-- BEGIN RECORD EXCERPTS --

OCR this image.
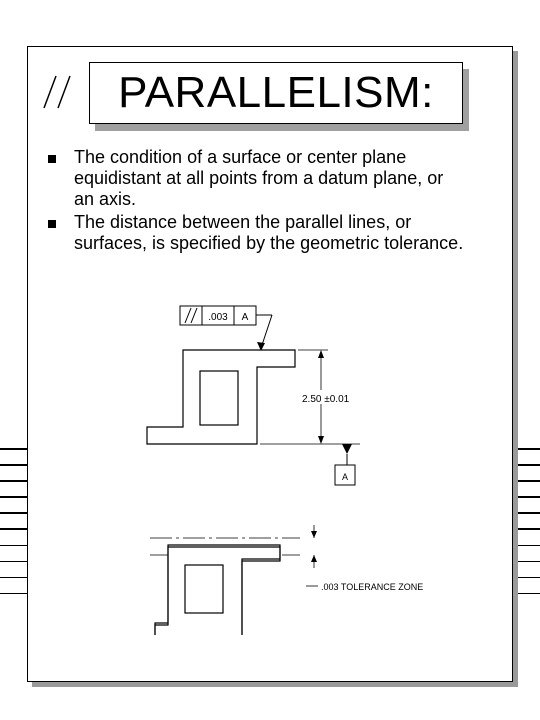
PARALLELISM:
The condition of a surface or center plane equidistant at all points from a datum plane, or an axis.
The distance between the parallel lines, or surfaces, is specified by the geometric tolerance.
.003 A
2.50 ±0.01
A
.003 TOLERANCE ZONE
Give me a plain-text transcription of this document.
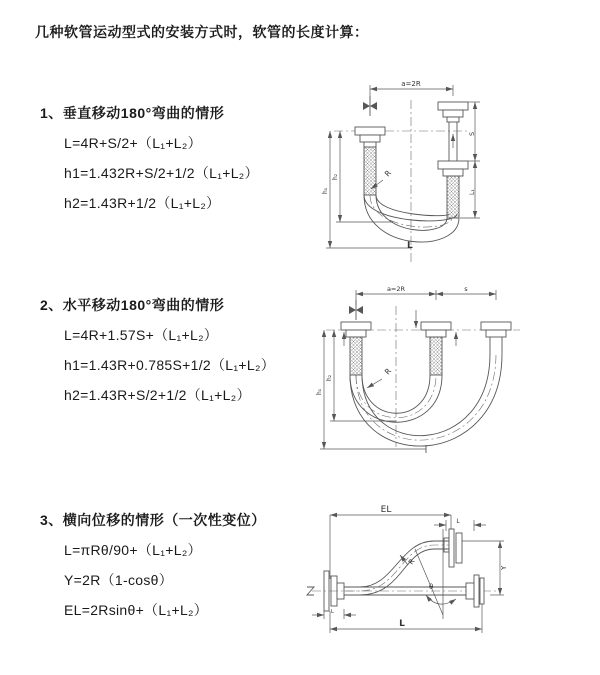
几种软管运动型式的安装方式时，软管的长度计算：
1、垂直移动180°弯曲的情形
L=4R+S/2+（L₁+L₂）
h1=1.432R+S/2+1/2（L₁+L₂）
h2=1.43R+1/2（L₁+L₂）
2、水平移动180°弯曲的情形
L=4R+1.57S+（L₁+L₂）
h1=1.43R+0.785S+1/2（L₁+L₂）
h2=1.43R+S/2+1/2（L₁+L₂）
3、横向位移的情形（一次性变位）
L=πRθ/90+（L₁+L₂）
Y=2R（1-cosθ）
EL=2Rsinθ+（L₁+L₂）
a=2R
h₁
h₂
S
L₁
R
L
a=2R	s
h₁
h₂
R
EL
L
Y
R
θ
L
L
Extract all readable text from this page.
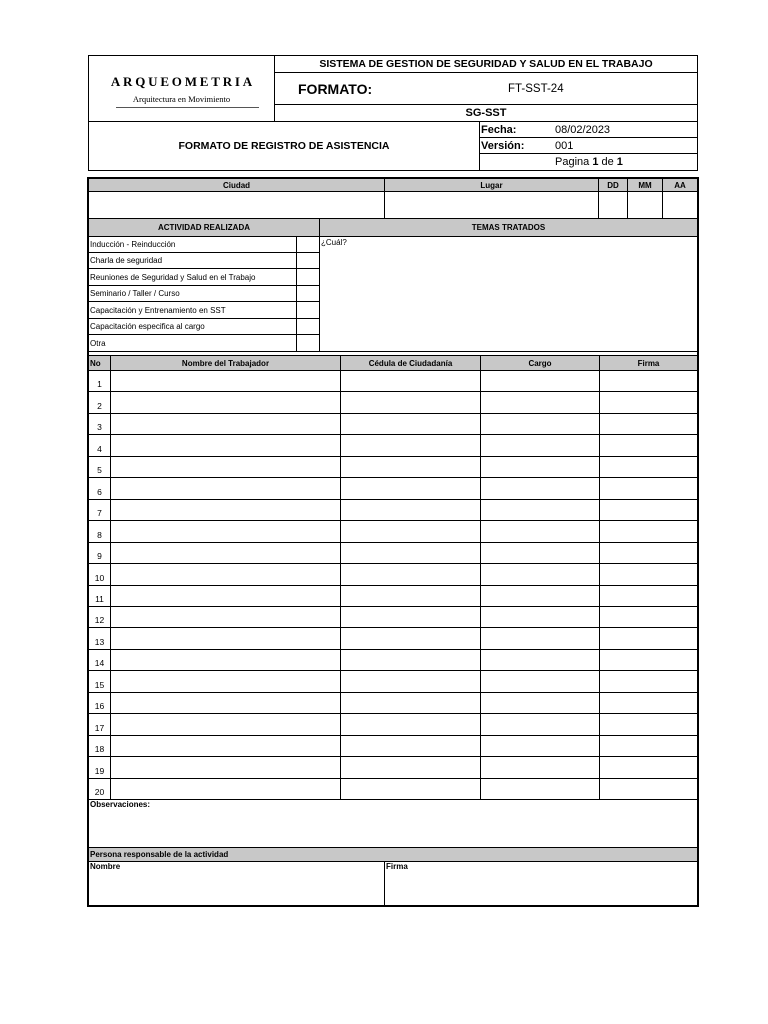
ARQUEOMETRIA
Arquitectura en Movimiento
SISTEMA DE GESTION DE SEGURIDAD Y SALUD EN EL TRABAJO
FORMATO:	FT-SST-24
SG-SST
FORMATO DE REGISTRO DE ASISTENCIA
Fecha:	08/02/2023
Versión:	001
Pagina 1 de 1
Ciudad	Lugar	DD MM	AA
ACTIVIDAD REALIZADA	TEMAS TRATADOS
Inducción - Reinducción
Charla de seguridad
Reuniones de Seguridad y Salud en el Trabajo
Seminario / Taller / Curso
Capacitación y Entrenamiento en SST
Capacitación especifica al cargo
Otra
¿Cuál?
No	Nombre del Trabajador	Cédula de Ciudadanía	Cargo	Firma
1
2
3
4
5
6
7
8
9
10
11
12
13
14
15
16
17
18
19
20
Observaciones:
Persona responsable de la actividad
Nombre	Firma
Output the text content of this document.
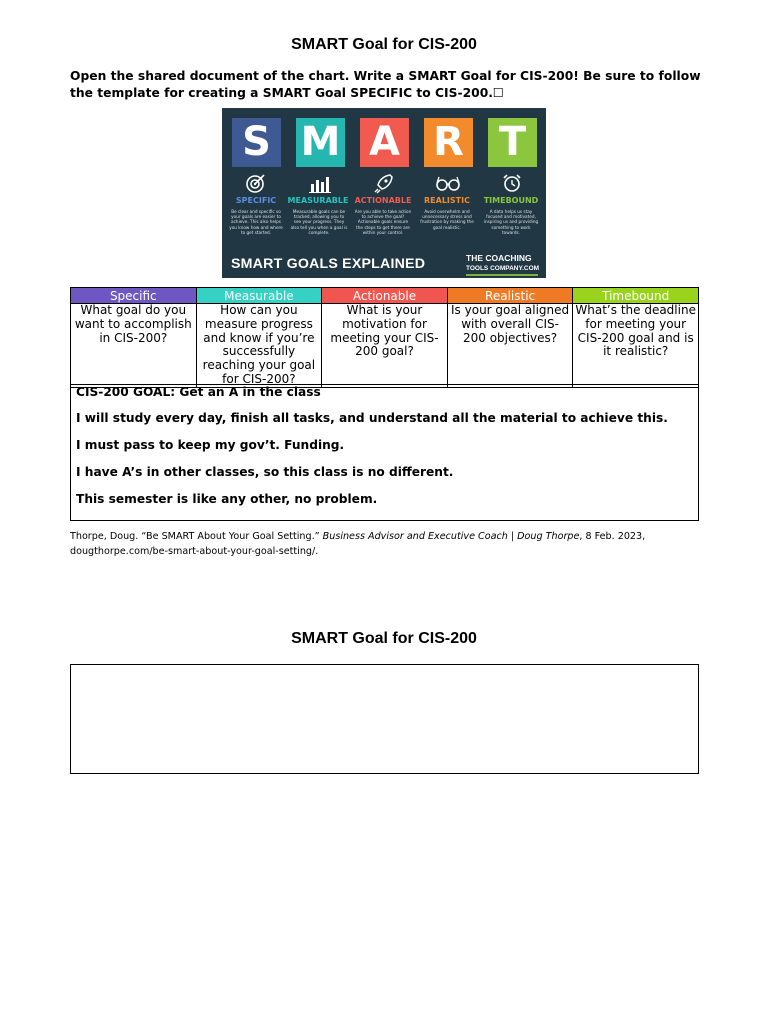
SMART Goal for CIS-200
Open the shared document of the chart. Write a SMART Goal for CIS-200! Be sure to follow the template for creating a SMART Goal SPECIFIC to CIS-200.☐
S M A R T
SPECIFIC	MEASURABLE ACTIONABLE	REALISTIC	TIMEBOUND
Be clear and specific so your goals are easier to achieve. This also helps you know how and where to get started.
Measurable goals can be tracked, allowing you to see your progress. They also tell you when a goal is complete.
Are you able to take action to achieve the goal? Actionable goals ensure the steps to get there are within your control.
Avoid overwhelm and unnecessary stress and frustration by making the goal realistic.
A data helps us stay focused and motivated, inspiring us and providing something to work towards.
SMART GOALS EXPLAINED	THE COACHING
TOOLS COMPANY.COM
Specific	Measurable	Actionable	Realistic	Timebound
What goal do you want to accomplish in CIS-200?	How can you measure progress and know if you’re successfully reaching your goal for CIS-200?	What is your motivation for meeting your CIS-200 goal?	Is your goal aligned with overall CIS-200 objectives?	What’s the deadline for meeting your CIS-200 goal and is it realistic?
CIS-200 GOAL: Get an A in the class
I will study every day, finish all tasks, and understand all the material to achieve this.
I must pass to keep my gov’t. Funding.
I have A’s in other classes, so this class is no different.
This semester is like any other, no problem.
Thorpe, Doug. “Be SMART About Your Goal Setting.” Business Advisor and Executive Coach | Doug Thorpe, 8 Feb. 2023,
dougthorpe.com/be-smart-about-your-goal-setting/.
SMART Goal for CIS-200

-- END RECORD EXCERPTS --

Tell how many lines in the material above include the word "progress", giving the number only.

2